EXERCISE PROMPT: Copy out the entries exactly, from the first line to the last.

(Dataset records)
◇ ◇ ◇ ◇ ◇ ◇ ◇

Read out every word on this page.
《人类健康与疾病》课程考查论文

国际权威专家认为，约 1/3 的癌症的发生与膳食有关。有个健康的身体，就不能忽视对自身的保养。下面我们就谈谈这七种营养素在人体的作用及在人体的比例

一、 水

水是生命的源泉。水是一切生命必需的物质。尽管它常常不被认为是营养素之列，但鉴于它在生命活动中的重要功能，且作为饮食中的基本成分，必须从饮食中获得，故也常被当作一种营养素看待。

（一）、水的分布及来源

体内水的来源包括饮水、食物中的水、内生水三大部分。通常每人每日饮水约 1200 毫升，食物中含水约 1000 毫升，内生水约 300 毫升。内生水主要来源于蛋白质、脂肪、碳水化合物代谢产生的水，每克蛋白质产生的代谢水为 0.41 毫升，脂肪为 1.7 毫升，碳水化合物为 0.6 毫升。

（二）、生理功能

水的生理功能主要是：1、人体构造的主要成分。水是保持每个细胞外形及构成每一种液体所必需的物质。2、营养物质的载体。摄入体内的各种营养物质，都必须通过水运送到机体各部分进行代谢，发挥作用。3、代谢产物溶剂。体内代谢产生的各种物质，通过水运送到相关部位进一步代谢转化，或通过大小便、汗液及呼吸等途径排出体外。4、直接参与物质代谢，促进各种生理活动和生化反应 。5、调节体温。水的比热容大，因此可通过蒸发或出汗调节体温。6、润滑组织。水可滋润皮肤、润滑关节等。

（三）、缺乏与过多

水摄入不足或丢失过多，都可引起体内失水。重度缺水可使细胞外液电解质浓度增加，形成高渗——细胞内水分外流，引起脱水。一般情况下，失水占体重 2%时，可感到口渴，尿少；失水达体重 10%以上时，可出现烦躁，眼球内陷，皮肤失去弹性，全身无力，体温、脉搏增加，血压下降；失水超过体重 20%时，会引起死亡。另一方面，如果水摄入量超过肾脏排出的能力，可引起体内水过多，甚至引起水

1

◇ ◇ ◇ ◇ ◇ ◇ ◇

OUTPUT OF THE EXERCISE:
Read out every word on this page.
《人类健康与疾病》课程考查论文

国际权威专家认为，约 1/3 的癌症的发生与膳食有关。有个健康的身体，就不能忽视对自身的保养。下面我们就谈谈这七种营养素在人体的作用及在人体的比例

一、 水

水是生命的源泉。水是一切生命必需的物质。尽管它常常不被认为是营养素之列，但鉴于它在生命活动中的重要功能，且作为饮食中的基本成分，必须从饮食中获得，故也常被当作一种营养素看待。

（一）、水的分布及来源

体内水的来源包括饮水、食物中的水、内生水三大部分。通常每人每日饮水约 1200 毫升，食物中含水约 1000 毫升，内生水约 300 毫升。内生水主要来源于蛋白质、脂肪、碳水化合物代谢产生的水，每克蛋白质产生的代谢水为 0.41 毫升，脂肪为 1.7 毫升，碳水化合物为 0.6 毫升。

（二）、生理功能

水的生理功能主要是：1、人体构造的主要成分。水是保持每个细胞外形及构成每一种液体所必需的物质。2、营养物质的载体。摄入体内的各种营养物质，都必须通过水运送到机体各部分进行代谢，发挥作用。3、代谢产物溶剂。体内代谢产生的各种物质，通过水运送到相关部位进一步代谢转化，或通过大小便、汗液及呼吸等途径排出体外。4、直接参与物质代谢，促进各种生理活动和生化反应 。5、调节体温。水的比热容大，因此可通过蒸发或出汗调节体温。6、润滑组织。水可滋润皮肤、润滑关节等。

（三）、缺乏与过多

水摄入不足或丢失过多，都可引起体内失水。重度缺水可使细胞外液电解质浓度增加，形成高渗——细胞内水分外流，引起脱水。一般情况下，失水占体重 2%时，可感到口渴，尿少；失水达体重 10%以上时，可出现烦躁，眼球内陷，皮肤失去弹性，全身无力，体温、脉搏增加，血压下降；失水超过体重 20%时，会引起死亡。另一方面，如果水摄入量超过肾脏排出的能力，可引起体内水过多，甚至引起水

1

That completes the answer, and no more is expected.